Fueling Growth Through Ingredient Branding

By Ray George
Raw dough and other ingredients for pizza on white background, top view

How Ingredient Brands Fuel Growth?

Achieving loyalty is a critical brand goal, as customers develop affinity to the experience of their most cherished brands. Yet in highly competitive categories where brand distinctiveness can be more difficult, focusing attention on the ingredients that contribute to your brand can help capture share of mind and wallets.


Ingredient branding, as the name suggests, is the strategy of both borrowing from and lending to the cachet of an end product by positioning your brand as one of the essential components that makes it worth purchasing.
Ingredient brands can protect or grow market share, particularly during uncertain economic times, by enhancing the emotional bond between the brand and consumers, opening up growth opportunities in new products, channels, and markets.


It can also create a win/win situation with end-product manufacturers. In the near-term, communicating the unique benefits the ingredient offers will differentiate the end product and help both businesses grab market share. And long-term, creating customer understanding of the value the ingredient adds can help companies command a premium price for the end product.


One of the best-known examples of ingredient branding is the “Intel Inside” campaign, launched in 1991. It helped fuel a 12-fold increase in net income, making the microprocessor a key decision-driver in the PC purchase process. The campaign involved an $800 million in investment in 1999 alone. But the strategy went way beyond just spending marketing dollars to drive awareness.


Three key principals guide the implementation of successful ingredient branding programs. Education and awareness are just a portion of the considerations behind them.

Principal #1: It’s a Lot Like Building a Brand from Scratch

The same tenets guiding initial brand strategy are applicable to building an ingredient brand. This is particularly true when the ingredient brand is reaching a new audience, whether consumer or business, where the ingredient is not currently part of the customer purchase decision. Companies interested in ingredient branding must consider the following:


1) Relevant Benefit: The ingredient brand must communicate a compelling benefit that leverages brand strengths. Back when making purchases over the internet was a more uncertain endeavor, where consumers felt nervous about sharing their credit card information online (and perhaps they still do), PayPal ensured banking information was secure, enhancing the credibility of online sellers. In addition, it also took steps out of the online purchasing process, making the experience easier.


2) Clear Understanding: The end-customer must understand the functional benefits of the brand before deeper, more emotional associations are created. The functional benefit should be clear, credible and easily identifiable, leveraging the ingredient to simplify a complex purchase process. Gore-Tex is a great example where the brands functional benefits associated with rain protection and breathability are immediately imparted on the end garments reaching customers. As a result, over time Gore-Tex has become synonymous with the quality of the end product, moving from a feature to more of an emotional benefit.

# WHAT NEEDS TO BE DONE:
Continue the ingredient branding article from the point where it ends.

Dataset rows
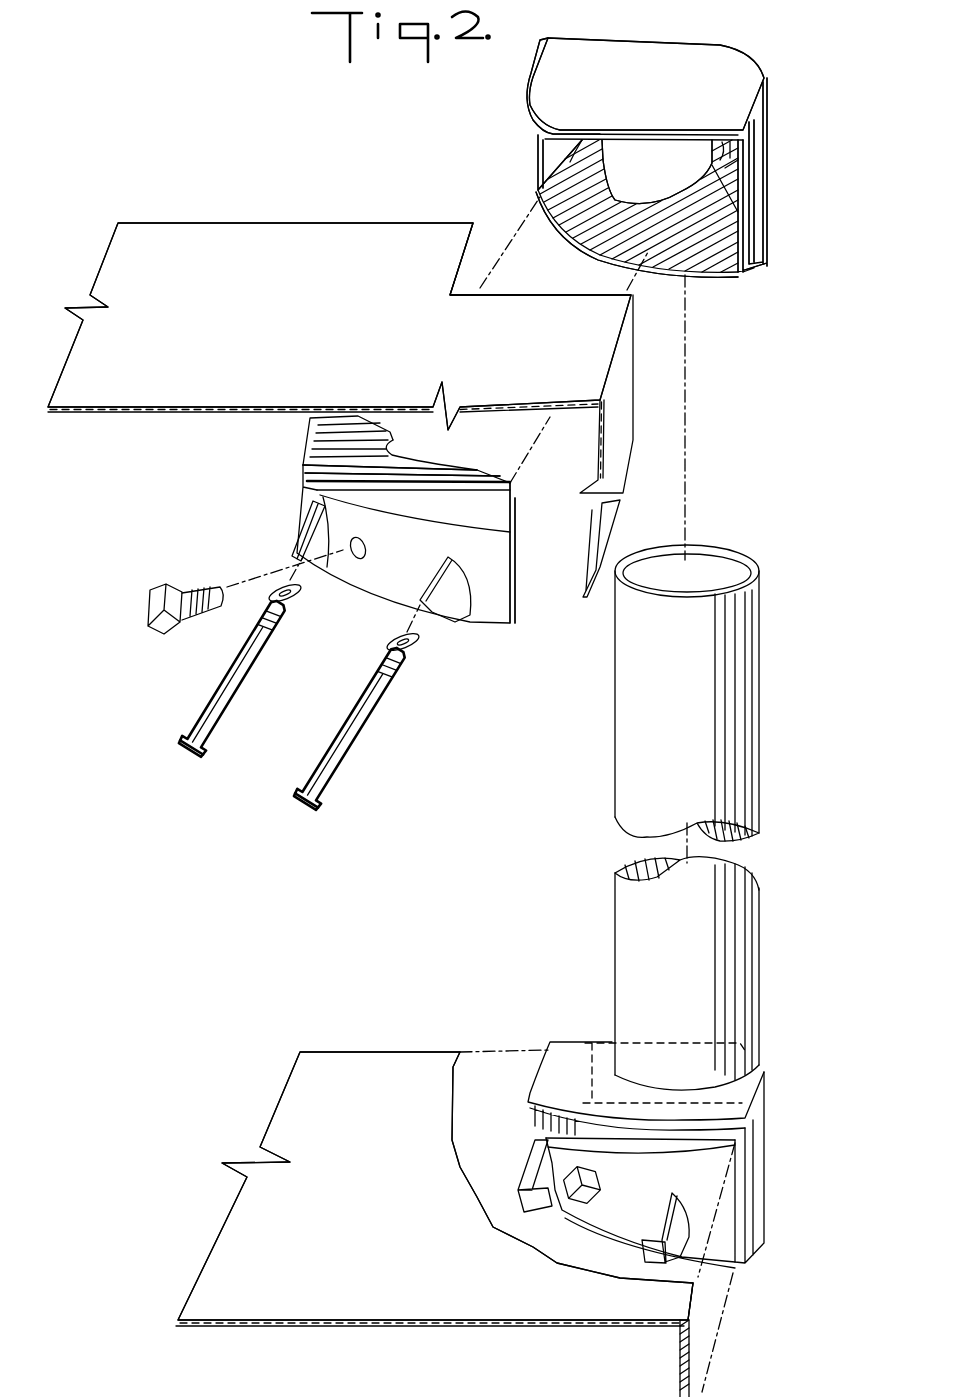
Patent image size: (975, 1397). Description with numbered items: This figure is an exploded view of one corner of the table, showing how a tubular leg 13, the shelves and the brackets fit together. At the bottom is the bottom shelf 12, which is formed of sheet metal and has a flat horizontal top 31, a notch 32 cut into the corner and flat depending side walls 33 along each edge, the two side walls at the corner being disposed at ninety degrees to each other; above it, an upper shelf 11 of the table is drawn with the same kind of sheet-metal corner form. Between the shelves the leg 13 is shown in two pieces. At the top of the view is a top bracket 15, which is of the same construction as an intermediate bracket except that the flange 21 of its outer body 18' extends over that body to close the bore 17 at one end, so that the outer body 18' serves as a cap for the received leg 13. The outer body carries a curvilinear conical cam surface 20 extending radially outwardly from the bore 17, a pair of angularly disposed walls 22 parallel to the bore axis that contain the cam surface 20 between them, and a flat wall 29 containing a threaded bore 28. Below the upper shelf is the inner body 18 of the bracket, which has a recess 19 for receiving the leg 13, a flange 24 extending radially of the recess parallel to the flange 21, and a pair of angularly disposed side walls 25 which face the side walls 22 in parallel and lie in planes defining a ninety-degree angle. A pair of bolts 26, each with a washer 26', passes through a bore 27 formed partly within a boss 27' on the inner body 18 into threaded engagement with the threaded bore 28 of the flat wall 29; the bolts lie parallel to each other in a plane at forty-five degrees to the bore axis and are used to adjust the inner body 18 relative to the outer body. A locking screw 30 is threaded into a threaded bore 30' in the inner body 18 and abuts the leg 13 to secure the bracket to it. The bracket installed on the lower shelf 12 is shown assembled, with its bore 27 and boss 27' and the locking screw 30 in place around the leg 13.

The upper sheet metal assembly 11 is at (248, 206).
The bottom shelf 12 is at (381, 1051).
The tubular leg 13 is at (752, 904).
The top bracket 15 is at (780, 113).
The bore 17 is at (606, 185).
The inner body 18 is at (425, 545).
The outer body 18' is at (646, 65).
The recess 19 is at (398, 446).
The curvilinear conical cam surface 20 is at (706, 252).
The flange 21 is at (548, 92).
The angularly disposed walls 22 is at (545, 150).
The flange 24 is at (310, 461).
The side walls 25 is at (515, 546).
The bolt 26 is at (292, 705).
The washer 26' is at (362, 639).
The bore 27 is at (592, 1201).
The boss 27' is at (374, 580).
The threaded bore 28 is at (734, 148).
The flat wall 29 is at (586, 150).
The locking screw 30 is at (398, 869).
The threaded bore 30' is at (383, 544).
The flat horizontal top 31 is at (82, 355).
The notch 32 is at (469, 244).
The depending side walls 33 is at (630, 381).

# TASK ANSWER:
3) Deliver in Deeds as well as Words: The ingredient brand promise must be delivered consistently across all brand touchpoints, which can be difficult since the ingredient brand does not necessarily control key end-customer touchpoints. A good working partnership with the end-product brand can ensure its touchpoints reflect, or at least do not hurt, the ingredient brand’s equity.

Principal #2: Cultivate the Middleman

The idea behind ingredient branding efforts is to leverage the equities of the ingredient brand and the finished product manufacturer to create compelling associations for the combined entity. Ideally, these efforts are based on a mutually beneficial relationship, where market share and growth potential stand to be expanded for both ingredient and end product brands. Here are two ways to get the most out of such relationships:


1) Incentives: Provide a monetary incentive for the finished product manufacturer to adopt your logo and/or company name. One incentive is to provide an advertising subsidy based on purchase of your component. Intel, for example, offered a 3% advertising subsidy to PC manufacturers as a percentage of funds spent on Intel processors. Discounts on the ingredient product can also be offered to the manufacturer.


2) Brand Alignment: Offering the end product brand the opportunity to build desired and/or complementary brand associations is another approach to encourage ingredient brand-building. Swarovski, in addition to providing communications support as part of its ingredient branding program, is also synonymous with fine crystal, imparting a sense of quality and glamour to the end-products of which it’s a part. In addition, Swarovski provides research proving the premium that customers are willing to pay.

Principal #3: Ensure End-Customers Can Interact With and Recognize Your Brand

The last step is arguably the most critical – ensuring the ingredient brand is recognized as part of the end product. In order to ensure recognition of the ingredient brand, companies have found creative ways not only to create visibility of their brand but also to generate interactions with their brand.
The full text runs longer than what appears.